## SET TASK
Reproduce the entries word for word, and omit any picture you find in them.

## RECORDED DATA
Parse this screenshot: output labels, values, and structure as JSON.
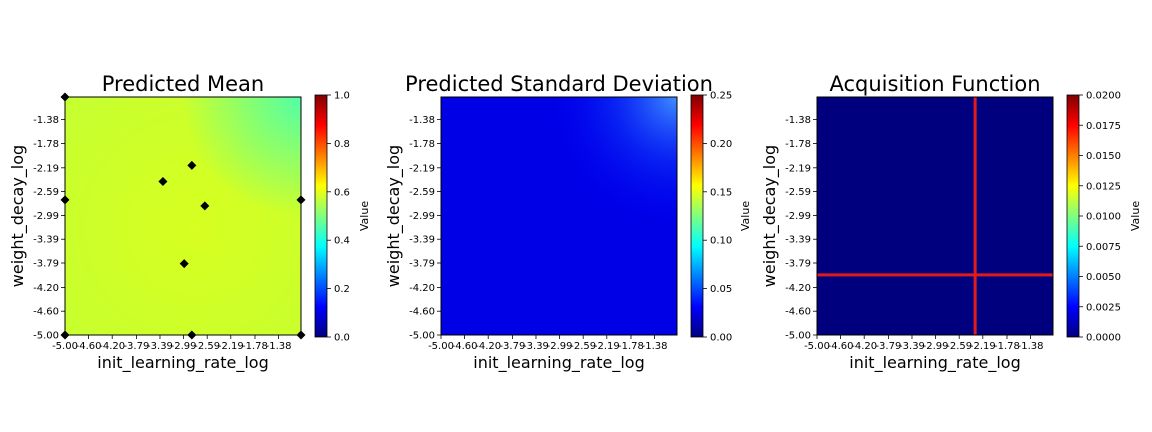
{
  "colors": {
    "jet": [
      "#00007f",
      "#0000ff",
      "#007fff",
      "#00ffff",
      "#7fff7f",
      "#ffff00",
      "#ff7f00",
      "#ff0000",
      "#7f0000"
    ],
    "marker": "#000000",
    "acq_line": "#e31a1c"
  },
  "chart_data": [
    {
      "type": "heatmap",
      "title": "Predicted Mean",
      "xlabel": "init_learning_rate_log",
      "ylabel": "weight_decay_log",
      "xticks": [
        "-5.00",
        "-4.60",
        "-4.20",
        "-3.79",
        "-3.39",
        "-2.99",
        "-2.59",
        "-2.19",
        "-1.78",
        "-1.38"
      ],
      "yticks": [
        "-1.38",
        "-1.78",
        "-2.19",
        "-2.59",
        "-2.99",
        "-3.39",
        "-3.79",
        "-4.20",
        "-4.60",
        "-5.00"
      ],
      "xlim": [
        -5.0,
        -1.0
      ],
      "ylim": [
        -5.0,
        -1.0
      ],
      "surface": {
        "description_values": [
          [
            0.68,
            0.62
          ],
          [
            0.6,
            0.56
          ]
        ],
        "center_peak": 0.6,
        "corner_min": 0.48
      },
      "colorbar": {
        "label": "Value",
        "ticks": [
          "0.0",
          "0.2",
          "0.4",
          "0.6",
          "0.8",
          "1.0"
        ],
        "range": [
          0,
          1
        ]
      },
      "points": [
        {
          "x": -5.0,
          "y": -1.0
        },
        {
          "x": -5.0,
          "y": -2.73
        },
        {
          "x": -5.0,
          "y": -5.0
        },
        {
          "x": -3.34,
          "y": -2.42
        },
        {
          "x": -2.85,
          "y": -2.15
        },
        {
          "x": -2.63,
          "y": -2.83
        },
        {
          "x": -2.98,
          "y": -3.8
        },
        {
          "x": -2.85,
          "y": -5.0
        },
        {
          "x": -1.0,
          "y": -2.73
        },
        {
          "x": -1.0,
          "y": -5.0
        }
      ]
    },
    {
      "type": "heatmap",
      "title": "Predicted Standard Deviation",
      "xlabel": "init_learning_rate_log",
      "ylabel": "weight_decay_log",
      "xticks": [
        "-5.00",
        "-4.60",
        "-4.20",
        "-3.79",
        "-3.39",
        "-2.99",
        "-2.59",
        "-2.19",
        "-1.78",
        "-1.38"
      ],
      "yticks": [
        "-1.38",
        "-1.78",
        "-2.19",
        "-2.59",
        "-2.99",
        "-3.39",
        "-3.79",
        "-4.20",
        "-4.60",
        "-5.00"
      ],
      "xlim": [
        -5.0,
        -1.0
      ],
      "ylim": [
        -5.0,
        -1.0
      ],
      "surface": {
        "base": 0.015,
        "top_right_max": 0.07
      },
      "colorbar": {
        "label": "Value",
        "ticks": [
          "0.00",
          "0.05",
          "0.10",
          "0.15",
          "0.20",
          "0.25"
        ],
        "range": [
          0,
          0.25
        ]
      }
    },
    {
      "type": "heatmap",
      "title": "Acquisition Function",
      "xlabel": "init_learning_rate_log",
      "ylabel": "weight_decay_log",
      "xticks": [
        "-5.00",
        "-4.60",
        "-4.20",
        "-3.79",
        "-3.39",
        "-2.99",
        "-2.59",
        "-2.19",
        "-1.78",
        "-1.38"
      ],
      "yticks": [
        "-1.38",
        "-1.78",
        "-2.19",
        "-2.59",
        "-2.99",
        "-3.39",
        "-3.79",
        "-4.20",
        "-4.60",
        "-5.00"
      ],
      "xlim": [
        -5.0,
        -1.0
      ],
      "ylim": [
        -5.0,
        -1.0
      ],
      "surface": {
        "value": 0.0
      },
      "selected": {
        "x": -2.32,
        "y": -3.99
      },
      "colorbar": {
        "label": "Value",
        "ticks": [
          "0.0000",
          "0.0025",
          "0.0050",
          "0.0075",
          "0.0100",
          "0.0125",
          "0.0150",
          "0.0175",
          "0.0200"
        ],
        "range": [
          0,
          0.02
        ]
      }
    }
  ]
}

## WRITTEN ANSWER
Parse this screenshot: output labels, values, and structure as JSON.
{
  "colors": {
    "jet": [
      "#00007f",
      "#0000ff",
      "#007fff",
      "#00ffff",
      "#7fff7f",
      "#ffff00",
      "#ff7f00",
      "#ff0000",
      "#7f0000"
    ],
    "marker": "#000000",
    "acq_line": "#e31a1c"
  },
  "chart_data": [
    {
      "type": "heatmap",
      "title": "Predicted Mean",
      "xlabel": "init_learning_rate_log",
      "ylabel": "weight_decay_log",
      "xticks": [
        "-5.00",
        "-4.60",
        "-4.20",
        "-3.79",
        "-3.39",
        "-2.99",
        "-2.59",
        "-2.19",
        "-1.78",
        "-1.38"
      ],
      "yticks": [
        "-1.38",
        "-1.78",
        "-2.19",
        "-2.59",
        "-2.99",
        "-3.39",
        "-3.79",
        "-4.20",
        "-4.60",
        "-5.00"
      ],
      "xlim": [
        -5.0,
        -1.0
      ],
      "ylim": [
        -5.0,
        -1.0
      ],
      "surface": {
        "description_values": [
          [
            0.68,
            0.62
          ],
          [
            0.6,
            0.56
          ]
        ],
        "center_peak": 0.6,
        "corner_min": 0.48
      },
      "colorbar": {
        "label": "Value",
        "ticks": [
          "0.0",
          "0.2",
          "0.4",
          "0.6",
          "0.8",
          "1.0"
        ],
        "range": [
          0,
          1
        ]
      },
      "points": [
        {
          "x": -5.0,
          "y": -1.0
        },
        {
          "x": -5.0,
          "y": -2.73
        },
        {
          "x": -5.0,
          "y": -5.0
        },
        {
          "x": -3.34,
          "y": -2.42
        },
        {
          "x": -2.85,
          "y": -2.15
        },
        {
          "x": -2.63,
          "y": -2.83
        },
        {
          "x": -2.98,
          "y": -3.8
        },
        {
          "x": -2.85,
          "y": -5.0
        },
        {
          "x": -1.0,
          "y": -2.73
        },
        {
          "x": -1.0,
          "y": -5.0
        }
      ]
    },
    {
      "type": "heatmap",
      "title": "Predicted Standard Deviation",
      "xlabel": "init_learning_rate_log",
      "ylabel": "weight_decay_log",
      "xticks": [
        "-5.00",
        "-4.60",
        "-4.20",
        "-3.79",
        "-3.39",
        "-2.99",
        "-2.59",
        "-2.19",
        "-1.78",
        "-1.38"
      ],
      "yticks": [
        "-1.38",
        "-1.78",
        "-2.19",
        "-2.59",
        "-2.99",
        "-3.39",
        "-3.79",
        "-4.20",
        "-4.60",
        "-5.00"
      ],
      "xlim": [
        -5.0,
        -1.0
      ],
      "ylim": [
        -5.0,
        -1.0
      ],
      "surface": {
        "base": 0.015,
        "top_right_max": 0.07
      },
      "colorbar": {
        "label": "Value",
        "ticks": [
          "0.00",
          "0.05",
          "0.10",
          "0.15",
          "0.20",
          "0.25"
        ],
        "range": [
          0,
          0.25
        ]
      }
    },
    {
      "type": "heatmap",
      "title": "Acquisition Function",
      "xlabel": "init_learning_rate_log",
      "ylabel": "weight_decay_log",
      "xticks": [
        "-5.00",
        "-4.60",
        "-4.20",
        "-3.79",
        "-3.39",
        "-2.99",
        "-2.59",
        "-2.19",
        "-1.78",
        "-1.38"
      ],
      "yticks": [
        "-1.38",
        "-1.78",
        "-2.19",
        "-2.59",
        "-2.99",
        "-3.39",
        "-3.79",
        "-4.20",
        "-4.60",
        "-5.00"
      ],
      "xlim": [
        -5.0,
        -1.0
      ],
      "ylim": [
        -5.0,
        -1.0
      ],
      "surface": {
        "value": 0.0
      },
      "selected": {
        "x": -2.32,
        "y": -3.99
      },
      "colorbar": {
        "label": "Value",
        "ticks": [
          "0.0000",
          "0.0025",
          "0.0050",
          "0.0075",
          "0.0100",
          "0.0125",
          "0.0150",
          "0.0175",
          "0.0200"
        ],
        "range": [
          0,
          0.02
        ]
      }
    }
  ]
}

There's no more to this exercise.